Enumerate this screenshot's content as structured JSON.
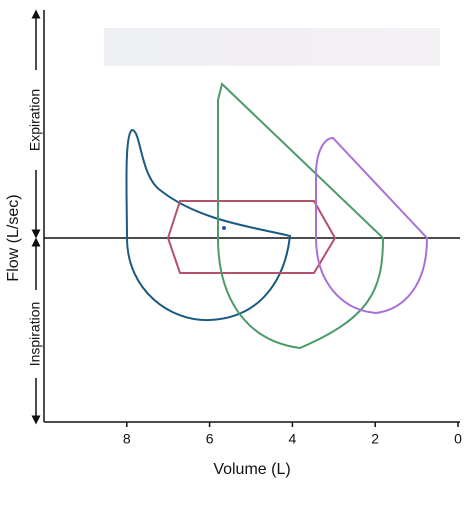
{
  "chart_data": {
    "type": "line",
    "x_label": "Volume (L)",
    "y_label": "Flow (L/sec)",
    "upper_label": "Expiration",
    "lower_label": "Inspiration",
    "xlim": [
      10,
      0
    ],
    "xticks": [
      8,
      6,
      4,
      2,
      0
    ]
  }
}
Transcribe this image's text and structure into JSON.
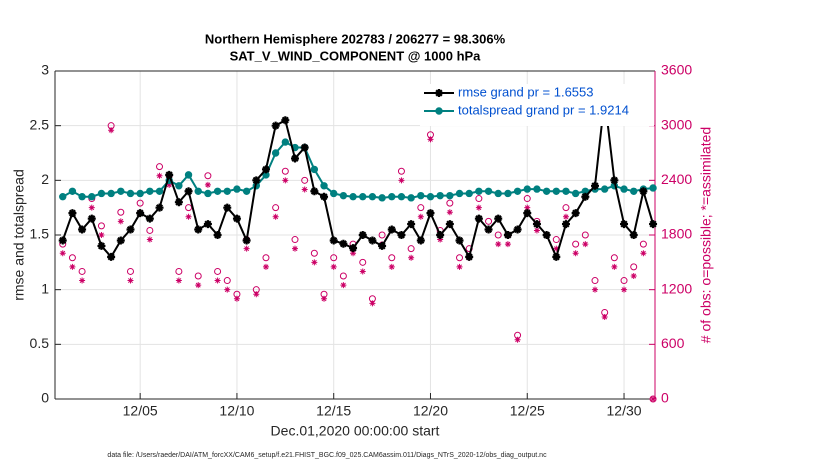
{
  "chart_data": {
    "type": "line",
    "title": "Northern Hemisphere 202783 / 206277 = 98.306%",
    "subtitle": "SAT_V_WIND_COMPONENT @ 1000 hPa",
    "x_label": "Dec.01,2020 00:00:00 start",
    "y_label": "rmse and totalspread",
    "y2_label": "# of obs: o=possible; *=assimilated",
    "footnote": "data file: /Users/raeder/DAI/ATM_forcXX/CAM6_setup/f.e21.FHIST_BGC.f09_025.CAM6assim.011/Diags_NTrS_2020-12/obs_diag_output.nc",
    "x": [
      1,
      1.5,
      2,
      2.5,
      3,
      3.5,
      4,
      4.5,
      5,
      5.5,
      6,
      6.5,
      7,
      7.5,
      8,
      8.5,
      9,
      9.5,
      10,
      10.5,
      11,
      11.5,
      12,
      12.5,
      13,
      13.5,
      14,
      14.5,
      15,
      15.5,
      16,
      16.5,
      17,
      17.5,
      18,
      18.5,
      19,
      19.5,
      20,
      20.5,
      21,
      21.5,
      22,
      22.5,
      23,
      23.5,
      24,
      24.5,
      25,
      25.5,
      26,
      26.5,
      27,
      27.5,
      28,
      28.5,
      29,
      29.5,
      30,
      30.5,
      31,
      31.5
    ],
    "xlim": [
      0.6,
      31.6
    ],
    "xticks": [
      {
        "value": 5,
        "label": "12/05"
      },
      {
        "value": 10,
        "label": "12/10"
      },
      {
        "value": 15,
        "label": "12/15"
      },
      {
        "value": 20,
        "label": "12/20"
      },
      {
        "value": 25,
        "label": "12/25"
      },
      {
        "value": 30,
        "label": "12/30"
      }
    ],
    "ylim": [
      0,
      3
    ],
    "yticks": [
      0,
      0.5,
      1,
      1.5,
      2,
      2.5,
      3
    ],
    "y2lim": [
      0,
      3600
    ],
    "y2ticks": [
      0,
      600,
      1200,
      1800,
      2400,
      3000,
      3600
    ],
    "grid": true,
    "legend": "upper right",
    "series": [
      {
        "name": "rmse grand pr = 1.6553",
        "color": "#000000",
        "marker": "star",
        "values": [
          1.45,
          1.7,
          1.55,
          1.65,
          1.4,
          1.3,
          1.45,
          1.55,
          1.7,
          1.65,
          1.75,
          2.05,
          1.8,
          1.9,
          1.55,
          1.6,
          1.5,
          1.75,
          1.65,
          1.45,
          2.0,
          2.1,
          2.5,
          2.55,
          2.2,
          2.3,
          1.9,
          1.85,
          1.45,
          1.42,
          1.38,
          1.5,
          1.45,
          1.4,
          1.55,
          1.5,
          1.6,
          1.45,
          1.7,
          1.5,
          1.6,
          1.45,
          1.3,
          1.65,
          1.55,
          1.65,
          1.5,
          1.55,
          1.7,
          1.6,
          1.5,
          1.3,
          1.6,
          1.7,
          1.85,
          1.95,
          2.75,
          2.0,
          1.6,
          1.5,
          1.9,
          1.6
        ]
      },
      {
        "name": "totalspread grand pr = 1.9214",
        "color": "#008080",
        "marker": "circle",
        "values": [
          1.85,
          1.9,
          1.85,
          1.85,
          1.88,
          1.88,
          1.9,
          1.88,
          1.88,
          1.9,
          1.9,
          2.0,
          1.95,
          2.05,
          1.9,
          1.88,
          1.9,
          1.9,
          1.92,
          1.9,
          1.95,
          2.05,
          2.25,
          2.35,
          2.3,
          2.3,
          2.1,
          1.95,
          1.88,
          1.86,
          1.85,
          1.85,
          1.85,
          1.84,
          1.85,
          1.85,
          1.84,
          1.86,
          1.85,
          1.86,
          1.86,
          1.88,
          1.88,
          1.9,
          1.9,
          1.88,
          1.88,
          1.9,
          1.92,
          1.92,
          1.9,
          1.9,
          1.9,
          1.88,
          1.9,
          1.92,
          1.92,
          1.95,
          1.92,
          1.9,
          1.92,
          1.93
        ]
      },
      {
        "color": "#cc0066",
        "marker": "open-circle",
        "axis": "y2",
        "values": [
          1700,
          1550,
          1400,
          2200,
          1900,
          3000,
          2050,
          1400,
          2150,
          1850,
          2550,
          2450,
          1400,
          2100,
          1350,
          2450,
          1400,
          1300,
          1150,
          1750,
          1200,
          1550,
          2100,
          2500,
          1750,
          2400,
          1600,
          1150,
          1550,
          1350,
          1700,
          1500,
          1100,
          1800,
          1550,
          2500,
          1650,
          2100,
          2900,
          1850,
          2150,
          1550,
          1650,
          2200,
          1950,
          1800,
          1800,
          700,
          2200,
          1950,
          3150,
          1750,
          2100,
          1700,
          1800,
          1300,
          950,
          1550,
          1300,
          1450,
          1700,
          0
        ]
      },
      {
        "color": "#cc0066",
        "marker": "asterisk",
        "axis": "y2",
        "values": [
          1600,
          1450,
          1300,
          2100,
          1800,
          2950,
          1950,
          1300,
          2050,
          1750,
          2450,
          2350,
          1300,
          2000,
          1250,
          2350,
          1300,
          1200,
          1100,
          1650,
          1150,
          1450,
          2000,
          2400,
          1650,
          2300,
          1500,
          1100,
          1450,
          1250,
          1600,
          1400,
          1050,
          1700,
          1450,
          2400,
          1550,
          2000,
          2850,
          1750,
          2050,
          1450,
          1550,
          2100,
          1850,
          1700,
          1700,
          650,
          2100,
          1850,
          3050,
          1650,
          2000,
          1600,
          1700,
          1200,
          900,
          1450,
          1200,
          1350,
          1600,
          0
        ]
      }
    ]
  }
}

▶ **SHORT EXERCISE**: In the lines above, locate the string "totalspread". Copy every line where it occurs.

▶ **ANSWER TO THIS EXERCISE**:
    "y_label": "rmse and totalspread",
        "name": "totalspread grand pr = 1.9214",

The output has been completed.